**TASK REQUIREMENTS:** Write each line word for word, from the line that contains "Read this page and output its text content." through the last line of the material below.

**THE DATA:**
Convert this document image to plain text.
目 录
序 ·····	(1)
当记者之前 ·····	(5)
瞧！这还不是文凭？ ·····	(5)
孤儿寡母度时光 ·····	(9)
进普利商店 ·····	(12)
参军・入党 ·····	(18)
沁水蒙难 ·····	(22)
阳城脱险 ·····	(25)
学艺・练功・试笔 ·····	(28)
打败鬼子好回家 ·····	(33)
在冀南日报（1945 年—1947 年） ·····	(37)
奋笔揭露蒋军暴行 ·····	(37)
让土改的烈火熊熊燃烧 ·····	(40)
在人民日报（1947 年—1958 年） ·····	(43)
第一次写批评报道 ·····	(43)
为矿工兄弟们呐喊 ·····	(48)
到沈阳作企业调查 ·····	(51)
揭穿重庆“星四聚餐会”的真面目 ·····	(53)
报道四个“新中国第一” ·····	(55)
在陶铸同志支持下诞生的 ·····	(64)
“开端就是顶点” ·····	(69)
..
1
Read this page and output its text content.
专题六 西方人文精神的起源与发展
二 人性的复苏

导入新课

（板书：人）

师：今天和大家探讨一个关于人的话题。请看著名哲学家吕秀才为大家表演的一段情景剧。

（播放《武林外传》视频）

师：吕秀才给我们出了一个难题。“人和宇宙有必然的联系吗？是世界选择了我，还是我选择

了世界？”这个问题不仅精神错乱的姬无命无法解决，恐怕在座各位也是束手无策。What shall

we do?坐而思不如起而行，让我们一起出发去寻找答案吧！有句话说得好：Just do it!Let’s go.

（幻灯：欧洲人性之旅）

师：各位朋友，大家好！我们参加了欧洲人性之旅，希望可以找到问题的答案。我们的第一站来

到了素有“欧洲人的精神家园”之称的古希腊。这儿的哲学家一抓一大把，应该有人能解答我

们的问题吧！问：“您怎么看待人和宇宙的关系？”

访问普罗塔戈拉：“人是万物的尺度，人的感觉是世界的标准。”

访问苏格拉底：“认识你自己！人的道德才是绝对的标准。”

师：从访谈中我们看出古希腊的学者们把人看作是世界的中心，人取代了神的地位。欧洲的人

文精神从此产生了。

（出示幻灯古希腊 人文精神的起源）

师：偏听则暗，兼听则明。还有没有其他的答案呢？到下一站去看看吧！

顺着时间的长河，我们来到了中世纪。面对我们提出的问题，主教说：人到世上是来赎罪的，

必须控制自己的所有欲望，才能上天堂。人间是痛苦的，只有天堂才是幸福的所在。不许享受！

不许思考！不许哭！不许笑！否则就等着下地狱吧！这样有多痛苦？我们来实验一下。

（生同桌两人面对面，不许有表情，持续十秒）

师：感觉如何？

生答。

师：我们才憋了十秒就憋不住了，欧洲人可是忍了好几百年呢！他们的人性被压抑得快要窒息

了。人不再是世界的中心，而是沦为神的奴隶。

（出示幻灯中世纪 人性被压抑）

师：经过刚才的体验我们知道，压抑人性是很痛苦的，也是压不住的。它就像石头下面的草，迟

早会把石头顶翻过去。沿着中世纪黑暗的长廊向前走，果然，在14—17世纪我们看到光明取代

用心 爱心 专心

**TASK RESULT:**
Read this page and output its text content.
专题六 西方人文精神的起源与发展
二 人性的复苏

导入新课

（板书：人）

师：今天和大家探讨一个关于人的话题。请看著名哲学家吕秀才为大家表演的一段情景剧。

（播放《武林外传》视频）

师：吕秀才给我们出了一个难题。“人和宇宙有必然的联系吗？是世界选择了我，还是我选择

了世界？”这个问题不仅精神错乱的姬无命无法解决，恐怕在座各位也是束手无策。What shall

we do?坐而思不如起而行，让我们一起出发去寻找答案吧！有句话说得好：Just do it!Let’s go.

（幻灯：欧洲人性之旅）

师：各位朋友，大家好！我们参加了欧洲人性之旅，希望可以找到问题的答案。我们的第一站来

到了素有“欧洲人的精神家园”之称的古希腊。这儿的哲学家一抓一大把，应该有人能解答我

们的问题吧！问：“您怎么看待人和宇宙的关系？”

访问普罗塔戈拉：“人是万物的尺度，人的感觉是世界的标准。”

访问苏格拉底：“认识你自己！人的道德才是绝对的标准。”

师：从访谈中我们看出古希腊的学者们把人看作是世界的中心，人取代了神的地位。欧洲的人

文精神从此产生了。

（出示幻灯古希腊 人文精神的起源）

师：偏听则暗，兼听则明。还有没有其他的答案呢？到下一站去看看吧！

顺着时间的长河，我们来到了中世纪。面对我们提出的问题，主教说：人到世上是来赎罪的，

必须控制自己的所有欲望，才能上天堂。人间是痛苦的，只有天堂才是幸福的所在。不许享受！

不许思考！不许哭！不许笑！否则就等着下地狱吧！这样有多痛苦？我们来实验一下。

（生同桌两人面对面，不许有表情，持续十秒）

师：感觉如何？

生答。

师：我们才憋了十秒就憋不住了，欧洲人可是忍了好几百年呢！他们的人性被压抑得快要窒息

了。人不再是世界的中心，而是沦为神的奴隶。

（出示幻灯中世纪 人性被压抑）

师：经过刚才的体验我们知道，压抑人性是很痛苦的，也是压不住的。它就像石头下面的草，迟

早会把石头顶翻过去。沿着中世纪黑暗的长廊向前走，果然，在14—17世纪我们看到光明取代

用心 爱心 专心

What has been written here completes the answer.